# TASK PROMPT:
Locate the lines that hold the string "placement". Copy every such line.
** Start MATERIAL SHOWN **
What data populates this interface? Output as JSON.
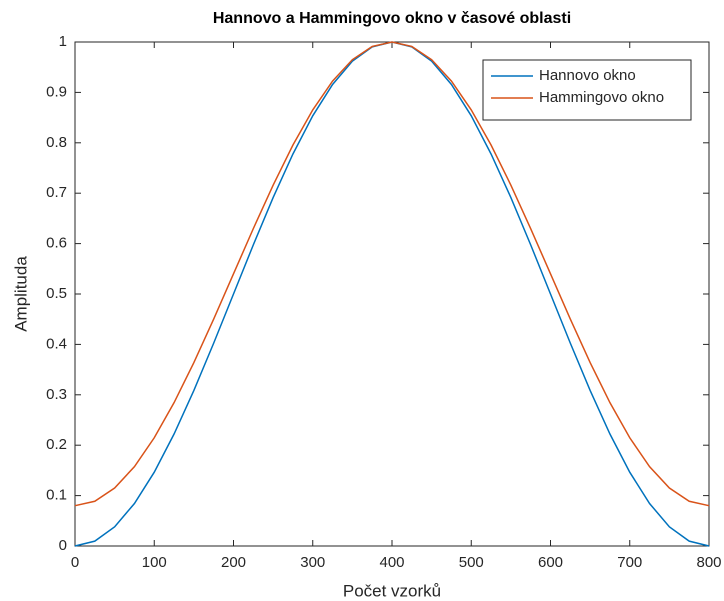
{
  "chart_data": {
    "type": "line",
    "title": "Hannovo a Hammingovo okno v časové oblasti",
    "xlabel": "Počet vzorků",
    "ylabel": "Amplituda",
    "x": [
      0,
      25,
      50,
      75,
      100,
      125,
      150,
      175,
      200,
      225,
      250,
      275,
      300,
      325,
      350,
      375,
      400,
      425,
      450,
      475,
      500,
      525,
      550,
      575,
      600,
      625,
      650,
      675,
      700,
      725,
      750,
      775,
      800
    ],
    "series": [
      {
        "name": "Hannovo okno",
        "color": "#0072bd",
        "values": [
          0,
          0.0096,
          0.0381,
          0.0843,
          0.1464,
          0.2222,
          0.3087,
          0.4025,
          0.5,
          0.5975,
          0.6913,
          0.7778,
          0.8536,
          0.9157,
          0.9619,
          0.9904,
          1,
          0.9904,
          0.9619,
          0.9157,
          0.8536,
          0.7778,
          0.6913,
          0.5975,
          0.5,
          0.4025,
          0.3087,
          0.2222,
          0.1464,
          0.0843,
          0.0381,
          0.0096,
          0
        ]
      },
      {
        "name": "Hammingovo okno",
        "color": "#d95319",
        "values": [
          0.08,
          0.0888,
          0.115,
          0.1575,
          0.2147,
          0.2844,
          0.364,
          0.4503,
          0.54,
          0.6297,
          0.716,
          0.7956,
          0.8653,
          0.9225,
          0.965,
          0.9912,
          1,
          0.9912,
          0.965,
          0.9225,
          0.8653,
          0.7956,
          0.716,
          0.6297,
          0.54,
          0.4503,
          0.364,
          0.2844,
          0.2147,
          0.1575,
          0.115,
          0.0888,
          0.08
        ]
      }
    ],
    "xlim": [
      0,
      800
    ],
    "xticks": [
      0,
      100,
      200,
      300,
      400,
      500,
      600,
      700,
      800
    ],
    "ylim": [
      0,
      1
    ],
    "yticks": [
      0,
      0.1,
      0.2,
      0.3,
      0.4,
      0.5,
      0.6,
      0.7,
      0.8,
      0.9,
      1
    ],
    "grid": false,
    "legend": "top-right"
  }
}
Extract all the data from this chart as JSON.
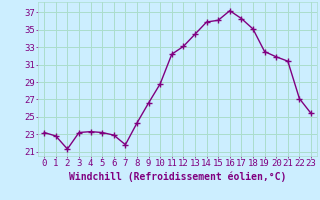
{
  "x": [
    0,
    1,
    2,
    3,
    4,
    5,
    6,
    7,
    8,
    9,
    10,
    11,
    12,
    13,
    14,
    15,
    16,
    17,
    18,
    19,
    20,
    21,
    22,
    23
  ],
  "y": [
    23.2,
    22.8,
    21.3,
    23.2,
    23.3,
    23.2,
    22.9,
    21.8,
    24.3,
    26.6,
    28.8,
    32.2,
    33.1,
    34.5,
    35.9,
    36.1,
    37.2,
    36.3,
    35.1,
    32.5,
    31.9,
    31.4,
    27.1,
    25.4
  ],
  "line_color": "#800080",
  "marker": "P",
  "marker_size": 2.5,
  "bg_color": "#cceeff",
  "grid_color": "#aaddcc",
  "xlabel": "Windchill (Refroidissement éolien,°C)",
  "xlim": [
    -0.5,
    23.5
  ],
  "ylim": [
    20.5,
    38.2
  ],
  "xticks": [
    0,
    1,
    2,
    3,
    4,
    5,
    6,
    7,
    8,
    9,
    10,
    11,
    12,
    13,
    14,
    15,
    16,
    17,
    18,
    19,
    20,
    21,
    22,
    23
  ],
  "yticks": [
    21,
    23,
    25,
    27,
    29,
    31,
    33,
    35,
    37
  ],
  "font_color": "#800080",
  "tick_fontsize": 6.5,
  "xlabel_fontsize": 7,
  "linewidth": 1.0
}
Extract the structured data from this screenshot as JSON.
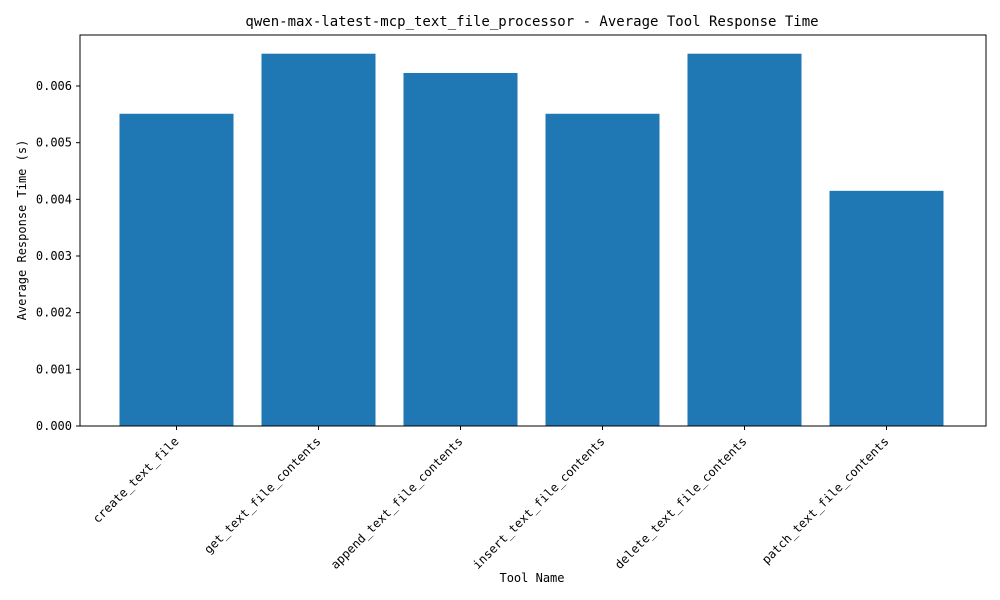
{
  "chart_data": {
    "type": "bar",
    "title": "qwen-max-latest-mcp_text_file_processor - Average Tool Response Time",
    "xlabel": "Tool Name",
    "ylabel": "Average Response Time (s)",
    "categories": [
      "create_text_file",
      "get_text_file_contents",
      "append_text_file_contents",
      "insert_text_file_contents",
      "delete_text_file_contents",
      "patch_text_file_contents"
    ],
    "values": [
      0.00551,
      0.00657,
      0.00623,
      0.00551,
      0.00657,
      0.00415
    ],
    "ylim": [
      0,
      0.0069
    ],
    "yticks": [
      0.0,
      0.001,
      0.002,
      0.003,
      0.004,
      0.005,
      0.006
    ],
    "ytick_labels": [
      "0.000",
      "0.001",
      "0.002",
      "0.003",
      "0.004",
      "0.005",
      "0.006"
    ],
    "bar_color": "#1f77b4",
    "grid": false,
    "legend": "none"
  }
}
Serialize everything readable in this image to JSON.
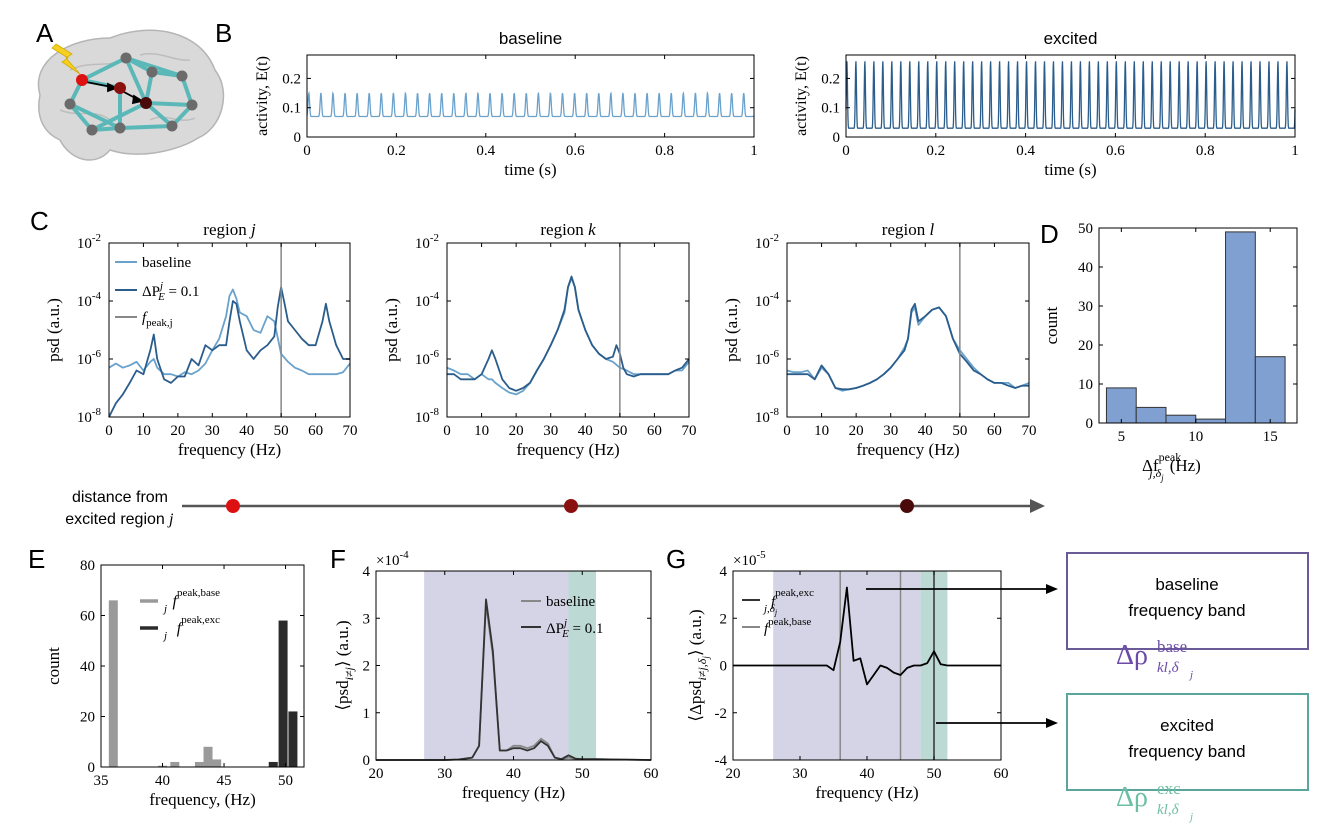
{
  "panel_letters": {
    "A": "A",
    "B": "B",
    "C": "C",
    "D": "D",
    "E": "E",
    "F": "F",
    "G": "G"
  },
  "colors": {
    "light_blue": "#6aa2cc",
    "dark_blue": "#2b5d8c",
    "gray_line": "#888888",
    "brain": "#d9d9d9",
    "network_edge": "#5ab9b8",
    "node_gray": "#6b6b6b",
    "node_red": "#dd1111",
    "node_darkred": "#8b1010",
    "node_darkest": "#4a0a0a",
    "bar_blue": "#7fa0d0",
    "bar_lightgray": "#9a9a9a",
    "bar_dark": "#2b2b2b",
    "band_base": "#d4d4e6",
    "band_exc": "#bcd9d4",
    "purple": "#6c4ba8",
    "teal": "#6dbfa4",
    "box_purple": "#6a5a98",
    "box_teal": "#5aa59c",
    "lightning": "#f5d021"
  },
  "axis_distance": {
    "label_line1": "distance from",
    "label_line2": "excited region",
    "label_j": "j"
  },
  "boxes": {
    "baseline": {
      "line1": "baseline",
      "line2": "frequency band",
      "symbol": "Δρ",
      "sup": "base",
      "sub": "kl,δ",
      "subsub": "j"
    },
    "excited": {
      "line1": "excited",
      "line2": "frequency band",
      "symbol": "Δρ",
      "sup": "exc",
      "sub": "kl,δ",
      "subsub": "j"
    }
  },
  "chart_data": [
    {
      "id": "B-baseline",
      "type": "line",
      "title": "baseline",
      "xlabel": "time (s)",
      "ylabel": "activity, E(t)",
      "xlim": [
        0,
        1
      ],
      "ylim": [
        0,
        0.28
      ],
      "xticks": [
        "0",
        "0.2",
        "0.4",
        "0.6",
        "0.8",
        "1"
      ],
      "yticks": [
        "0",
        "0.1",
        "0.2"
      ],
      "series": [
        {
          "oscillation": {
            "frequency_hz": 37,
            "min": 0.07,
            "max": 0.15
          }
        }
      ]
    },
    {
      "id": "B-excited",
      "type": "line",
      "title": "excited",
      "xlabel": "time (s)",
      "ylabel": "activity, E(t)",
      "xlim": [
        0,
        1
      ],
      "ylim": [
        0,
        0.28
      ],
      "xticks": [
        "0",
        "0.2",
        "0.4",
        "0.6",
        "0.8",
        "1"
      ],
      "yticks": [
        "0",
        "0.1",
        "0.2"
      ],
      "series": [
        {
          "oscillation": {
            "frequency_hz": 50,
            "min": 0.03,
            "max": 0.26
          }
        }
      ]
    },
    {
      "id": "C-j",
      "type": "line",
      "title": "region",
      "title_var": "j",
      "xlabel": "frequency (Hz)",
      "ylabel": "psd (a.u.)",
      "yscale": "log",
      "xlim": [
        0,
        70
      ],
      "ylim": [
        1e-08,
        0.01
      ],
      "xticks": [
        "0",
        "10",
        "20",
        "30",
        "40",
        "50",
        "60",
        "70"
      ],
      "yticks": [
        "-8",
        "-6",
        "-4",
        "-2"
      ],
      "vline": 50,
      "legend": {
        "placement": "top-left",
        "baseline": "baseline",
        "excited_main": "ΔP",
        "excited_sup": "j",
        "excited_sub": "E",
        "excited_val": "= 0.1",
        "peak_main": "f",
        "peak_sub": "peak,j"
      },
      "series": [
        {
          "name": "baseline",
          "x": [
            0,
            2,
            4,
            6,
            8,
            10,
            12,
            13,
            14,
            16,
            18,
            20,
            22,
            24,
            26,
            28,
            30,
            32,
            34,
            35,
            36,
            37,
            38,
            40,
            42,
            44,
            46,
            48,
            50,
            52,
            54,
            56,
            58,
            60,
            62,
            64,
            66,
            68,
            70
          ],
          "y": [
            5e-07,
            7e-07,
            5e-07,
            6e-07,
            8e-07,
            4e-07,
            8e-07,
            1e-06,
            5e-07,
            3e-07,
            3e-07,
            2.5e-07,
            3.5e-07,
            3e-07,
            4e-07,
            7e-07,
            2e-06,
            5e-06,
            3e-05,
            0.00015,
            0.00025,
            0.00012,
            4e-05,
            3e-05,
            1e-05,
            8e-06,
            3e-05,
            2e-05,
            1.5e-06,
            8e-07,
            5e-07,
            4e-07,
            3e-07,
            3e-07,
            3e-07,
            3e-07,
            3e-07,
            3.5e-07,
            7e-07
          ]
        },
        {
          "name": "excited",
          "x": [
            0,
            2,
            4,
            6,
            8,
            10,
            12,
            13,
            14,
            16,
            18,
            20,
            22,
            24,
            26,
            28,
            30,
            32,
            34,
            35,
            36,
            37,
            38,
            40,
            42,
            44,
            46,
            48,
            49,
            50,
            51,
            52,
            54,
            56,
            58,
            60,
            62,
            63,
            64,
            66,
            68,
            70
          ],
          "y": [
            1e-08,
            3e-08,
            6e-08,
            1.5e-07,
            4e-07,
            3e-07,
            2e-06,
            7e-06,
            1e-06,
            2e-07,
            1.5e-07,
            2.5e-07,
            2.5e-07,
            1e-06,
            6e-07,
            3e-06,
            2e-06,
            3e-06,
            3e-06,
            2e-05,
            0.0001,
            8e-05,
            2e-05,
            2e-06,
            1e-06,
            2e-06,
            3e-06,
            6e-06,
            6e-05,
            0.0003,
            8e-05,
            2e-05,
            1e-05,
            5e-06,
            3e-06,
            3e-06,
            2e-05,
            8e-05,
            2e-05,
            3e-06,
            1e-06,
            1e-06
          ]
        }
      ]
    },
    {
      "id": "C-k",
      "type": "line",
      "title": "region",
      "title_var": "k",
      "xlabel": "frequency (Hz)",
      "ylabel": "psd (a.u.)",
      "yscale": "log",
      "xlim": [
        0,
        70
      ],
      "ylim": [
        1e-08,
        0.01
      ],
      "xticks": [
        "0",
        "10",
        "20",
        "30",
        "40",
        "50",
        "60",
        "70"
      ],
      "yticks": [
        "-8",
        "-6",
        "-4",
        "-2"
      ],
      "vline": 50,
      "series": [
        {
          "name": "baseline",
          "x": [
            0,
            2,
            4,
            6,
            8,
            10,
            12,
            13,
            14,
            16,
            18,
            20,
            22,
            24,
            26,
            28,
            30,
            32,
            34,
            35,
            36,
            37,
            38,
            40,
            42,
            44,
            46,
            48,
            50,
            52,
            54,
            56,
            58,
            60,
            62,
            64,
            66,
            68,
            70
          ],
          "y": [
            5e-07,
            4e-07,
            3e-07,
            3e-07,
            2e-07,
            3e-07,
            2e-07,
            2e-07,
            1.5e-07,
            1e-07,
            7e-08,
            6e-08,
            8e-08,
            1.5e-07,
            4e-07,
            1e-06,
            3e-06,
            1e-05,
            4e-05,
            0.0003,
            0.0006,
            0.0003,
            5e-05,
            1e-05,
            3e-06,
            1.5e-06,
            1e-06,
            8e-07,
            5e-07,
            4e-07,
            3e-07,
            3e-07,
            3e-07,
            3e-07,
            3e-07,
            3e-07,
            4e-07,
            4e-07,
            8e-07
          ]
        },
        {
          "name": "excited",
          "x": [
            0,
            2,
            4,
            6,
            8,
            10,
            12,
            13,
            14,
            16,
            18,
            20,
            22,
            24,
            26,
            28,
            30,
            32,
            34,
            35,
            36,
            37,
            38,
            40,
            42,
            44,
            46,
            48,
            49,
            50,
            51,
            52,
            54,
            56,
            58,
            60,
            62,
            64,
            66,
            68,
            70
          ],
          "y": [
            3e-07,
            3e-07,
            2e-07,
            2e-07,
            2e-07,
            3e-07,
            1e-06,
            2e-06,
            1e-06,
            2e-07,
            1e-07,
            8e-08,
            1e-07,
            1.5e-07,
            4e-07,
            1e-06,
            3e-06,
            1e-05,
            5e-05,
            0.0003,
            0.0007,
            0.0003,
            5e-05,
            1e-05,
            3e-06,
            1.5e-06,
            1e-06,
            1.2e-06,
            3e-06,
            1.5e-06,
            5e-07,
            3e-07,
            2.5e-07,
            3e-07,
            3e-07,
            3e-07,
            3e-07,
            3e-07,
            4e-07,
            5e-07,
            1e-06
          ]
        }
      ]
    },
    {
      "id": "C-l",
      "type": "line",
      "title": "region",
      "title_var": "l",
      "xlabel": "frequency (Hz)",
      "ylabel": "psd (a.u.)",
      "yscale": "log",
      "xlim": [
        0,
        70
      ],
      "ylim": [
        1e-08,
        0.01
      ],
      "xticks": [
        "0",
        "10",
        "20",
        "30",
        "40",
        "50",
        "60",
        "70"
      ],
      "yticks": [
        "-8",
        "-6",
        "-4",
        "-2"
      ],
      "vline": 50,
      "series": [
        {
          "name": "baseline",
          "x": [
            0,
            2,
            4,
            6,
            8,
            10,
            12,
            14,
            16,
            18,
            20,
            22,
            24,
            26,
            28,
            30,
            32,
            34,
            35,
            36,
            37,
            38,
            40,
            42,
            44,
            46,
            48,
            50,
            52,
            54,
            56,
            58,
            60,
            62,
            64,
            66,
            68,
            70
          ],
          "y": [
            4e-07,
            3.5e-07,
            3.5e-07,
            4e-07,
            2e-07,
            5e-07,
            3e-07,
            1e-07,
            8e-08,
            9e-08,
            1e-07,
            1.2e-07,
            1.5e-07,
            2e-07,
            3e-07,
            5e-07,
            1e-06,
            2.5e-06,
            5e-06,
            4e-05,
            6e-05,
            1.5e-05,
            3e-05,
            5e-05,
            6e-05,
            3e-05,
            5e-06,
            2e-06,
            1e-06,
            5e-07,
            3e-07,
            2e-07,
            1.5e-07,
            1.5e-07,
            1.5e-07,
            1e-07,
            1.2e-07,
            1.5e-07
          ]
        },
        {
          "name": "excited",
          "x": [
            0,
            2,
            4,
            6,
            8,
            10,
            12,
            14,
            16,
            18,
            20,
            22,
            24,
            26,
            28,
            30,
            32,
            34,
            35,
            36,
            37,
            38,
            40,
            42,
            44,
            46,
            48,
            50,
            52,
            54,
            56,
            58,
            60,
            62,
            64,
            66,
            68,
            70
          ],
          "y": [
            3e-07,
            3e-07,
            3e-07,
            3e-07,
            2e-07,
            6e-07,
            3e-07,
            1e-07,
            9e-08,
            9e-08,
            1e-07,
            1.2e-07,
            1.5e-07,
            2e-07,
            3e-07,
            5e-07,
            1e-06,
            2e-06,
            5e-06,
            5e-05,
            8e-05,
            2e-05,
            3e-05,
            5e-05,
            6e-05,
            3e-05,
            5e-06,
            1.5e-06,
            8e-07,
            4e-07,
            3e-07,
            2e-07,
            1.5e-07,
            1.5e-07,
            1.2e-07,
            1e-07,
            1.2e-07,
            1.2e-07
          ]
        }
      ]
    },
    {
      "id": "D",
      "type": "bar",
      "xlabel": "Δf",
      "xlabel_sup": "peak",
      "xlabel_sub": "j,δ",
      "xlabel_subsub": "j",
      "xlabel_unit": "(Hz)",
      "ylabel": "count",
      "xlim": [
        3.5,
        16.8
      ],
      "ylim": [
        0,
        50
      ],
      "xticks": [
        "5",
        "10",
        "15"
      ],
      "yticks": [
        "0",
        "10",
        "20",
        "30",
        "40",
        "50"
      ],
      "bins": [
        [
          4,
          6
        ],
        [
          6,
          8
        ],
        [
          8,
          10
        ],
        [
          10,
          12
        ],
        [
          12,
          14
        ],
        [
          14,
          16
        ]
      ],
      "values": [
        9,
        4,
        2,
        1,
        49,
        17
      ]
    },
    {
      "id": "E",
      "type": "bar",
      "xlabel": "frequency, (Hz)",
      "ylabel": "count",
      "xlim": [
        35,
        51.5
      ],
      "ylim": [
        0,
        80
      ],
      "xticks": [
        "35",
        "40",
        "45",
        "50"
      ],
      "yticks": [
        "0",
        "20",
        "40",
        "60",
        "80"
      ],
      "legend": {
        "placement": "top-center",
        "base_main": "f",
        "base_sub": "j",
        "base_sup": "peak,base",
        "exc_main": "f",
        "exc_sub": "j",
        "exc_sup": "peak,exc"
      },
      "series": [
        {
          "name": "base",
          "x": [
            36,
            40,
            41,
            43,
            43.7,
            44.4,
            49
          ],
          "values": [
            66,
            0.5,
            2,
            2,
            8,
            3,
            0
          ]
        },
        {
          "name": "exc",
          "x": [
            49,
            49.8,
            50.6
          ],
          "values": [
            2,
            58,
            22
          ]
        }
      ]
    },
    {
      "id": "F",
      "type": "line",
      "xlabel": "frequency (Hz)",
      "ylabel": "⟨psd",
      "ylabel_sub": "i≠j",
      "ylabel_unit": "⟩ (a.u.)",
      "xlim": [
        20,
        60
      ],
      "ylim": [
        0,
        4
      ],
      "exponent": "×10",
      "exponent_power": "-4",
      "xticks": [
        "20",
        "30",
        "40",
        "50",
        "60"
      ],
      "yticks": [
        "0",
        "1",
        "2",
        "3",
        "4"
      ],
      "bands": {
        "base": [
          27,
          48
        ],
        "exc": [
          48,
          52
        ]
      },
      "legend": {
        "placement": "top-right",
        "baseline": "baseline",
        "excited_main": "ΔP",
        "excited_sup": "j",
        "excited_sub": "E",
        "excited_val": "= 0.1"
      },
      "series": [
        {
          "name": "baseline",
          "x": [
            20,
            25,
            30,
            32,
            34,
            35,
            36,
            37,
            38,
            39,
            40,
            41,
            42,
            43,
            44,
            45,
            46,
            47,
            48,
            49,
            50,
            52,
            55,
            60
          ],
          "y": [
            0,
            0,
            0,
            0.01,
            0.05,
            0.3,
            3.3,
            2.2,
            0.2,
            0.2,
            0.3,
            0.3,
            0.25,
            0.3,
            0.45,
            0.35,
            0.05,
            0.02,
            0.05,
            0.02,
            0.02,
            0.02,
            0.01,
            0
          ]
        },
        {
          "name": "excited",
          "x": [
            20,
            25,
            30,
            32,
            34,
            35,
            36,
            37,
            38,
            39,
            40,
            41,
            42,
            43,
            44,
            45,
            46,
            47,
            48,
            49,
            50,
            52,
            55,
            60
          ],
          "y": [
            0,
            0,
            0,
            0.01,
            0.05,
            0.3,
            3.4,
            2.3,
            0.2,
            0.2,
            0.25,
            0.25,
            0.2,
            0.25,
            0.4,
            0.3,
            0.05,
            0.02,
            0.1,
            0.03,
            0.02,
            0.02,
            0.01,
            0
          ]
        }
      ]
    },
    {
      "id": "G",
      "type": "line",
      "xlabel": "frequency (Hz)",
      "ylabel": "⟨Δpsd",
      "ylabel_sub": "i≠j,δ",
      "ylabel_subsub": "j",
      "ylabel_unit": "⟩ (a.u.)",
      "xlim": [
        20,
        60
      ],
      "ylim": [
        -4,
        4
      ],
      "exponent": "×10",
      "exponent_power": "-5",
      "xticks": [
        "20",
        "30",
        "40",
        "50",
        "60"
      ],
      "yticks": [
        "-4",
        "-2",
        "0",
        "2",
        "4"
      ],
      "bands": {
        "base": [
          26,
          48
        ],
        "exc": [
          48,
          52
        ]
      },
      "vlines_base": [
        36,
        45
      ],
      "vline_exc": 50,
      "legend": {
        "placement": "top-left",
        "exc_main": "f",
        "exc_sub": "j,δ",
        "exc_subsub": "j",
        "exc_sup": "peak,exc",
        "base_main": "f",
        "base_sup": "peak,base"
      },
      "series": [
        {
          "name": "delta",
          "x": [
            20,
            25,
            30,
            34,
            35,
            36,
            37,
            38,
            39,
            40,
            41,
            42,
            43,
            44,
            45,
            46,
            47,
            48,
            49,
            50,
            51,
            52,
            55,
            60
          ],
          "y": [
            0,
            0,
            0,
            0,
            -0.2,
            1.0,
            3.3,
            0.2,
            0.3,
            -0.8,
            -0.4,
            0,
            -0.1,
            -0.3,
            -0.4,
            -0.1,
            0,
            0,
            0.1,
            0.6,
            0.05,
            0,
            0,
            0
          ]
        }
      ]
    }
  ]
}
** End MATERIAL SHOWN **
# FINISHED ANSWER:
        "placement": "top-left",
        "placement": "top-center",
        "placement": "top-right",
        "placement": "top-left",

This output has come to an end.